EXERCISE AIM: Scan the records below. List lines holding "Government".
* start THE DATA *
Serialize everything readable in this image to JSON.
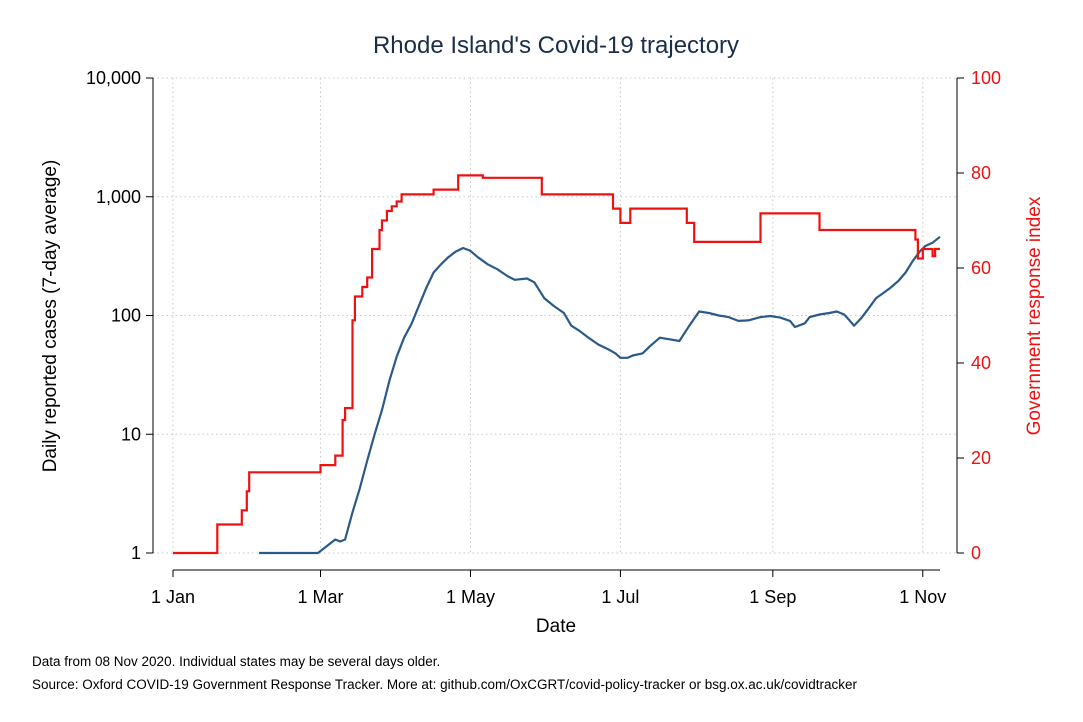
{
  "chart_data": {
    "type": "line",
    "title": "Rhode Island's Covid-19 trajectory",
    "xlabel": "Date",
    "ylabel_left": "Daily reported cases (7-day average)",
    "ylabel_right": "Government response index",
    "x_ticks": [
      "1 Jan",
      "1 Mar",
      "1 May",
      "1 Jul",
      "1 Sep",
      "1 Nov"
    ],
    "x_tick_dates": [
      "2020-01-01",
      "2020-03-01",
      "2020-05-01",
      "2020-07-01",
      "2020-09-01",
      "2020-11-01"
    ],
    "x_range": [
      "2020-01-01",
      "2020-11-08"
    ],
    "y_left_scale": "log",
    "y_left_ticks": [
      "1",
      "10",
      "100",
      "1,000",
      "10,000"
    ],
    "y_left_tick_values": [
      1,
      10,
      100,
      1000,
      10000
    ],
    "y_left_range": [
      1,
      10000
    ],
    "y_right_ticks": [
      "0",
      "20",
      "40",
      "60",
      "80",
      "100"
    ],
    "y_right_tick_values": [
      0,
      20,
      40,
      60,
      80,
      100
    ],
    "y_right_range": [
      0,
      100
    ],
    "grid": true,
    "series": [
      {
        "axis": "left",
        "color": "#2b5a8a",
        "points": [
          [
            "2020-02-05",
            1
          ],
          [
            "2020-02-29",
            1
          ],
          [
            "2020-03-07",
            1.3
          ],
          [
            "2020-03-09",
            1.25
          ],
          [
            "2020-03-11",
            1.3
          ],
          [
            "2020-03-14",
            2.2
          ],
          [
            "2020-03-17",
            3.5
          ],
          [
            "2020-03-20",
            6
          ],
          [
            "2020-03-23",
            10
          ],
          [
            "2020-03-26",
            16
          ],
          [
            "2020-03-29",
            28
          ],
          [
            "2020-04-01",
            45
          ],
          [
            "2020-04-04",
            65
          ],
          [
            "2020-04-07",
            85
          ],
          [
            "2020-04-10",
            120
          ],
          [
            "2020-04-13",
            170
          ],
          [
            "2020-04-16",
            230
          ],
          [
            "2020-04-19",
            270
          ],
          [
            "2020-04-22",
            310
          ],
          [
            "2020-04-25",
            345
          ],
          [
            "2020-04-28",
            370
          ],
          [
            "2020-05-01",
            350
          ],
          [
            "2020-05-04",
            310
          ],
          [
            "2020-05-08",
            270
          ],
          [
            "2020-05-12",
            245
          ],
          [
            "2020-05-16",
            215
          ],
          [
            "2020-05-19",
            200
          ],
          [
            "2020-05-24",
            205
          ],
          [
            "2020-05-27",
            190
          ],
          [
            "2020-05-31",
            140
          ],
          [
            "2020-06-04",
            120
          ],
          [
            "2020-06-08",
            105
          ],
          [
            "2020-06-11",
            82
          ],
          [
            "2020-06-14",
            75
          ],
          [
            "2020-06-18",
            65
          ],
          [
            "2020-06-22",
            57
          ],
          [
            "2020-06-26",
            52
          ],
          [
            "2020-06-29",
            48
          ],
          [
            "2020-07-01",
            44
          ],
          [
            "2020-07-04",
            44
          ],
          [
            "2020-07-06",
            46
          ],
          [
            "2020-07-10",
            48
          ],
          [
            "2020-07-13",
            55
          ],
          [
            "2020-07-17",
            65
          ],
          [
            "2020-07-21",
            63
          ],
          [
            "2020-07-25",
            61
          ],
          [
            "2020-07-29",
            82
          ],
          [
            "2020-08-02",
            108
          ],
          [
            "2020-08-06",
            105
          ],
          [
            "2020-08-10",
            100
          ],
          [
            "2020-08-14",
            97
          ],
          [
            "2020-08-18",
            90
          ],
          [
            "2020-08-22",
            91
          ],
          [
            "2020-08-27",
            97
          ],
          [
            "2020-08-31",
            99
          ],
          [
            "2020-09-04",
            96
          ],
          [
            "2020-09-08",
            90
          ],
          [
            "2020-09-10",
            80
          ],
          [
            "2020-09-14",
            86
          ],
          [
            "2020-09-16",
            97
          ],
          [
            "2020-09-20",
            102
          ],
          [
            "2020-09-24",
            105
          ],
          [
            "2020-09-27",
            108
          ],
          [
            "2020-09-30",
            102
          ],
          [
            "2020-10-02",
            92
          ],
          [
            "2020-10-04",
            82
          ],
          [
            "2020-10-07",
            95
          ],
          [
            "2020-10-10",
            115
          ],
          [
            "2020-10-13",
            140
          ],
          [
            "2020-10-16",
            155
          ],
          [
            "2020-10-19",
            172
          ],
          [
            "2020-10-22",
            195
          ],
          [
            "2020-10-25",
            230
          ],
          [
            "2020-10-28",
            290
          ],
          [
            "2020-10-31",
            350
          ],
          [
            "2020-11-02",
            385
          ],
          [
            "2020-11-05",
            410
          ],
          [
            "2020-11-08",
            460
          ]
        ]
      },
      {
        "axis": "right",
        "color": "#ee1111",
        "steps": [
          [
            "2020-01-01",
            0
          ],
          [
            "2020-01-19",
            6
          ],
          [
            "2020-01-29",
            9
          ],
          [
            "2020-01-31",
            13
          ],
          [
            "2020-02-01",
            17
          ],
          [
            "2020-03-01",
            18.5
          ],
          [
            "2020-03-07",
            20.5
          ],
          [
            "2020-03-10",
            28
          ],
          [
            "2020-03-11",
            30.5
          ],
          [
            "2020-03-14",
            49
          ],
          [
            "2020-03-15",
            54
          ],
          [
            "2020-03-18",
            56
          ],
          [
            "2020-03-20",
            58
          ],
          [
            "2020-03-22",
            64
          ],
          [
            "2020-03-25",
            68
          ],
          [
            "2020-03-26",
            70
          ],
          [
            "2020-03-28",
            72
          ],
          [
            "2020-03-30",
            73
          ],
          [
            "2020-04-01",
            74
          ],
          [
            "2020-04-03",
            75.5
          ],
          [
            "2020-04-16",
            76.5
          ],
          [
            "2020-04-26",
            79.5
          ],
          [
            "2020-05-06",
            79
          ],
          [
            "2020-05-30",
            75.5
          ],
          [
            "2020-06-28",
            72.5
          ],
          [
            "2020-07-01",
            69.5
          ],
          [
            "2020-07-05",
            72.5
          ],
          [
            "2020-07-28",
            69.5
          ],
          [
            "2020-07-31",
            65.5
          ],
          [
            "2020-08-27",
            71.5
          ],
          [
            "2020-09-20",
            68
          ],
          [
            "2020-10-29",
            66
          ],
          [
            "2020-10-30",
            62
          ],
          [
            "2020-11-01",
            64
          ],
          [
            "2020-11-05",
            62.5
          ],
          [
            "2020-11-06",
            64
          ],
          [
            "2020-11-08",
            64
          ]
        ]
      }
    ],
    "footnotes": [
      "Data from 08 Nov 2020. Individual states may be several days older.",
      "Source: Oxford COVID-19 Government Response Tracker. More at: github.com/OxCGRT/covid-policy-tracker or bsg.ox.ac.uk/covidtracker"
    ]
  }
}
* end THE DATA *
FULL RESPONSE:
    "ylabel_right": "Government response index",
      "Source: Oxford COVID-19 Government Response Tracker. More at: github.com/OxCGRT/covid-policy-tracker or bsg.ox.ac.uk/covidtracker"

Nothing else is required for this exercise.